Work to complete: Reproduce each line of the material precisely.

Stored items
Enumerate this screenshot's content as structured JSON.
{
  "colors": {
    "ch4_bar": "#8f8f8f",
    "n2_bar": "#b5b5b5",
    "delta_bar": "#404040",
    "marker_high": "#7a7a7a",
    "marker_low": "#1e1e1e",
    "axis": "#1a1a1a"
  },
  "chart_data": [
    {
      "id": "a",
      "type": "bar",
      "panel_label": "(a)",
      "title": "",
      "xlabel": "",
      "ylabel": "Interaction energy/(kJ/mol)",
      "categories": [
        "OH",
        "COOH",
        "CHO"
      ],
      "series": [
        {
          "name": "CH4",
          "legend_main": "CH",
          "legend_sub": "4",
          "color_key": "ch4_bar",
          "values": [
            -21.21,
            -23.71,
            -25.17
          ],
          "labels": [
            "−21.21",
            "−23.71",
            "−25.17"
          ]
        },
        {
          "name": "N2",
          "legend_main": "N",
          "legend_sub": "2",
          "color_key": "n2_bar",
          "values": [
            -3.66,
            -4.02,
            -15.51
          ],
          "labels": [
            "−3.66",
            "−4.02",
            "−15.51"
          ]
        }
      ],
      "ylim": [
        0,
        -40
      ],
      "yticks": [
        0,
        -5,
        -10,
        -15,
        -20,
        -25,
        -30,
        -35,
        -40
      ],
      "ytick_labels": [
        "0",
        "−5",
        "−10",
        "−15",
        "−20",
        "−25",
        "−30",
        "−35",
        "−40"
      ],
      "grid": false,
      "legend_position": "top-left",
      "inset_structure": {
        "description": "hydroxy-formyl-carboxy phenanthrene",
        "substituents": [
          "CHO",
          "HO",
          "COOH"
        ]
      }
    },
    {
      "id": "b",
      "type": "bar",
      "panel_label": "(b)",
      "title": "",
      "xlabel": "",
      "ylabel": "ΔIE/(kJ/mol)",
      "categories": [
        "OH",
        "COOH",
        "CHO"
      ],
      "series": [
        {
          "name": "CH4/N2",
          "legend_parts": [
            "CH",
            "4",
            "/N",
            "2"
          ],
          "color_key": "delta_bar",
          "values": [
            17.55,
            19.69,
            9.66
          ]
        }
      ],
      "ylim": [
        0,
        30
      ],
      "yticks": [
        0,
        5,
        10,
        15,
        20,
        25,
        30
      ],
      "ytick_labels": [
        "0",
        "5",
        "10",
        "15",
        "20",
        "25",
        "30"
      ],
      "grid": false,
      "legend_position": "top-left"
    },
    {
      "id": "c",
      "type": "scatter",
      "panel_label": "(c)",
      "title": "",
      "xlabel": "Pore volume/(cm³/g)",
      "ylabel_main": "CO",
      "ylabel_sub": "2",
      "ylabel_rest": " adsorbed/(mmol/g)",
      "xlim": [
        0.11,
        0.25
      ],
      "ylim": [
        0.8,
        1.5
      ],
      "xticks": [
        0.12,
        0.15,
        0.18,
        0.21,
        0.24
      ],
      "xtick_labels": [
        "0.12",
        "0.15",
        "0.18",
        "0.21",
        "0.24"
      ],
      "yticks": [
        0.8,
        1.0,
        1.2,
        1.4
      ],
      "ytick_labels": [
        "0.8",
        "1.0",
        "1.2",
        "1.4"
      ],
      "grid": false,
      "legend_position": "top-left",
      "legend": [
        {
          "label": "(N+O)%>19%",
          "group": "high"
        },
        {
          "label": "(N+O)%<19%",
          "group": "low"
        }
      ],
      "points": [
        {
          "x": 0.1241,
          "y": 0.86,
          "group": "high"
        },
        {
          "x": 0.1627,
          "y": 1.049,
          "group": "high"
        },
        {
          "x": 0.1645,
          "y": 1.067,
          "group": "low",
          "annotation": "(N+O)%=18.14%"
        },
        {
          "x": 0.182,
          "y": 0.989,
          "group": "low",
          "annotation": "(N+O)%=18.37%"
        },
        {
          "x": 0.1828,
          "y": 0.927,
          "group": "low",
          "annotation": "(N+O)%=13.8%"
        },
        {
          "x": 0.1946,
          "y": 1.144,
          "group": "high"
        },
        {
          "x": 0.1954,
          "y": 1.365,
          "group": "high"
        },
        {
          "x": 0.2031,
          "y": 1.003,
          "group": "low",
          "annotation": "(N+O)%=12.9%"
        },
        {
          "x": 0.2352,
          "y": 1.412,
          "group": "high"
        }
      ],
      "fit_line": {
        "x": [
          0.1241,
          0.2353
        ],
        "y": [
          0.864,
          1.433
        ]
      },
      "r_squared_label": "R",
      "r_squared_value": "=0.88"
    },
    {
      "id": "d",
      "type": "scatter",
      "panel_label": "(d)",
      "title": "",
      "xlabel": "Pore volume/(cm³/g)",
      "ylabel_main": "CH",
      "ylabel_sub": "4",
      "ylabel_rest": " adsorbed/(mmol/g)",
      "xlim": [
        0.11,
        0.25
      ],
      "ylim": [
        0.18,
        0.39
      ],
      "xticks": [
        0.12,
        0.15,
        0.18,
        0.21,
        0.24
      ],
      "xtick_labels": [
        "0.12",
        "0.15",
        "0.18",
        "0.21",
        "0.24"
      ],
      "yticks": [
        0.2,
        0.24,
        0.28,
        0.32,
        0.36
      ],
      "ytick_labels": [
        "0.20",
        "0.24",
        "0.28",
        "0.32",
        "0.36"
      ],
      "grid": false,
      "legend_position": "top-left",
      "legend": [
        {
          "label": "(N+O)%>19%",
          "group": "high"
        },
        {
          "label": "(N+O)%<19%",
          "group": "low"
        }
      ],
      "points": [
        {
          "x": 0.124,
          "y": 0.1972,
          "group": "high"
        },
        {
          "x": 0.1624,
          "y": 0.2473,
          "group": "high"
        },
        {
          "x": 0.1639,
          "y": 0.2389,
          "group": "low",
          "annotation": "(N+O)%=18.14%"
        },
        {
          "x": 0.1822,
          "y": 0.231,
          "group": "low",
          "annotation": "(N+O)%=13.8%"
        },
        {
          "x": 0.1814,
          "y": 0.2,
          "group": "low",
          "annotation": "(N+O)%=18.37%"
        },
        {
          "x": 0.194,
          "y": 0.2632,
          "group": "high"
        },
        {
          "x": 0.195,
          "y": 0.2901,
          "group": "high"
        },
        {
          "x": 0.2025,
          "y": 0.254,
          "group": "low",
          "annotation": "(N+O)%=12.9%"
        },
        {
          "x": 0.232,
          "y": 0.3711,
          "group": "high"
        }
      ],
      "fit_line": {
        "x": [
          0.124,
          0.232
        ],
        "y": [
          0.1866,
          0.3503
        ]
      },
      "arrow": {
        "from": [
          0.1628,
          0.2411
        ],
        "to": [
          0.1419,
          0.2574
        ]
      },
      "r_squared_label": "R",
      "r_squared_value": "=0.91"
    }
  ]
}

Response for this exercise:
Enumerate this screenshot's content as structured JSON.
{
  "colors": {
    "ch4_bar": "#8f8f8f",
    "n2_bar": "#b5b5b5",
    "delta_bar": "#404040",
    "marker_high": "#7a7a7a",
    "marker_low": "#1e1e1e",
    "axis": "#1a1a1a"
  },
  "chart_data": [
    {
      "id": "a",
      "type": "bar",
      "panel_label": "(a)",
      "title": "",
      "xlabel": "",
      "ylabel": "Interaction energy/(kJ/mol)",
      "categories": [
        "OH",
        "COOH",
        "CHO"
      ],
      "series": [
        {
          "name": "CH4",
          "legend_main": "CH",
          "legend_sub": "4",
          "color_key": "ch4_bar",
          "values": [
            -21.21,
            -23.71,
            -25.17
          ],
          "labels": [
            "−21.21",
            "−23.71",
            "−25.17"
          ]
        },
        {
          "name": "N2",
          "legend_main": "N",
          "legend_sub": "2",
          "color_key": "n2_bar",
          "values": [
            -3.66,
            -4.02,
            -15.51
          ],
          "labels": [
            "−3.66",
            "−4.02",
            "−15.51"
          ]
        }
      ],
      "ylim": [
        0,
        -40
      ],
      "yticks": [
        0,
        -5,
        -10,
        -15,
        -20,
        -25,
        -30,
        -35,
        -40
      ],
      "ytick_labels": [
        "0",
        "−5",
        "−10",
        "−15",
        "−20",
        "−25",
        "−30",
        "−35",
        "−40"
      ],
      "grid": false,
      "legend_position": "top-left",
      "inset_structure": {
        "description": "hydroxy-formyl-carboxy phenanthrene",
        "substituents": [
          "CHO",
          "HO",
          "COOH"
        ]
      }
    },
    {
      "id": "b",
      "type": "bar",
      "panel_label": "(b)",
      "title": "",
      "xlabel": "",
      "ylabel": "ΔIE/(kJ/mol)",
      "categories": [
        "OH",
        "COOH",
        "CHO"
      ],
      "series": [
        {
          "name": "CH4/N2",
          "legend_parts": [
            "CH",
            "4",
            "/N",
            "2"
          ],
          "color_key": "delta_bar",
          "values": [
            17.55,
            19.69,
            9.66
          ]
        }
      ],
      "ylim": [
        0,
        30
      ],
      "yticks": [
        0,
        5,
        10,
        15,
        20,
        25,
        30
      ],
      "ytick_labels": [
        "0",
        "5",
        "10",
        "15",
        "20",
        "25",
        "30"
      ],
      "grid": false,
      "legend_position": "top-left"
    },
    {
      "id": "c",
      "type": "scatter",
      "panel_label": "(c)",
      "title": "",
      "xlabel": "Pore volume/(cm³/g)",
      "ylabel_main": "CO",
      "ylabel_sub": "2",
      "ylabel_rest": " adsorbed/(mmol/g)",
      "xlim": [
        0.11,
        0.25
      ],
      "ylim": [
        0.8,
        1.5
      ],
      "xticks": [
        0.12,
        0.15,
        0.18,
        0.21,
        0.24
      ],
      "xtick_labels": [
        "0.12",
        "0.15",
        "0.18",
        "0.21",
        "0.24"
      ],
      "yticks": [
        0.8,
        1.0,
        1.2,
        1.4
      ],
      "ytick_labels": [
        "0.8",
        "1.0",
        "1.2",
        "1.4"
      ],
      "grid": false,
      "legend_position": "top-left",
      "legend": [
        {
          "label": "(N+O)%>19%",
          "group": "high"
        },
        {
          "label": "(N+O)%<19%",
          "group": "low"
        }
      ],
      "points": [
        {
          "x": 0.1241,
          "y": 0.86,
          "group": "high"
        },
        {
          "x": 0.1627,
          "y": 1.049,
          "group": "high"
        },
        {
          "x": 0.1645,
          "y": 1.067,
          "group": "low",
          "annotation": "(N+O)%=18.14%"
        },
        {
          "x": 0.182,
          "y": 0.989,
          "group": "low",
          "annotation": "(N+O)%=18.37%"
        },
        {
          "x": 0.1828,
          "y": 0.927,
          "group": "low",
          "annotation": "(N+O)%=13.8%"
        },
        {
          "x": 0.1946,
          "y": 1.144,
          "group": "high"
        },
        {
          "x": 0.1954,
          "y": 1.365,
          "group": "high"
        },
        {
          "x": 0.2031,
          "y": 1.003,
          "group": "low",
          "annotation": "(N+O)%=12.9%"
        },
        {
          "x": 0.2352,
          "y": 1.412,
          "group": "high"
        }
      ],
      "fit_line": {
        "x": [
          0.1241,
          0.2353
        ],
        "y": [
          0.864,
          1.433
        ]
      },
      "r_squared_label": "R",
      "r_squared_value": "=0.88"
    },
    {
      "id": "d",
      "type": "scatter",
      "panel_label": "(d)",
      "title": "",
      "xlabel": "Pore volume/(cm³/g)",
      "ylabel_main": "CH",
      "ylabel_sub": "4",
      "ylabel_rest": " adsorbed/(mmol/g)",
      "xlim": [
        0.11,
        0.25
      ],
      "ylim": [
        0.18,
        0.39
      ],
      "xticks": [
        0.12,
        0.15,
        0.18,
        0.21,
        0.24
      ],
      "xtick_labels": [
        "0.12",
        "0.15",
        "0.18",
        "0.21",
        "0.24"
      ],
      "yticks": [
        0.2,
        0.24,
        0.28,
        0.32,
        0.36
      ],
      "ytick_labels": [
        "0.20",
        "0.24",
        "0.28",
        "0.32",
        "0.36"
      ],
      "grid": false,
      "legend_position": "top-left",
      "legend": [
        {
          "label": "(N+O)%>19%",
          "group": "high"
        },
        {
          "label": "(N+O)%<19%",
          "group": "low"
        }
      ],
      "points": [
        {
          "x": 0.124,
          "y": 0.1972,
          "group": "high"
        },
        {
          "x": 0.1624,
          "y": 0.2473,
          "group": "high"
        },
        {
          "x": 0.1639,
          "y": 0.2389,
          "group": "low",
          "annotation": "(N+O)%=18.14%"
        },
        {
          "x": 0.1822,
          "y": 0.231,
          "group": "low",
          "annotation": "(N+O)%=13.8%"
        },
        {
          "x": 0.1814,
          "y": 0.2,
          "group": "low",
          "annotation": "(N+O)%=18.37%"
        },
        {
          "x": 0.194,
          "y": 0.2632,
          "group": "high"
        },
        {
          "x": 0.195,
          "y": 0.2901,
          "group": "high"
        },
        {
          "x": 0.2025,
          "y": 0.254,
          "group": "low",
          "annotation": "(N+O)%=12.9%"
        },
        {
          "x": 0.232,
          "y": 0.3711,
          "group": "high"
        }
      ],
      "fit_line": {
        "x": [
          0.124,
          0.232
        ],
        "y": [
          0.1866,
          0.3503
        ]
      },
      "arrow": {
        "from": [
          0.1628,
          0.2411
        ],
        "to": [
          0.1419,
          0.2574
        ]
      },
      "r_squared_label": "R",
      "r_squared_value": "=0.91"
    }
  ]
}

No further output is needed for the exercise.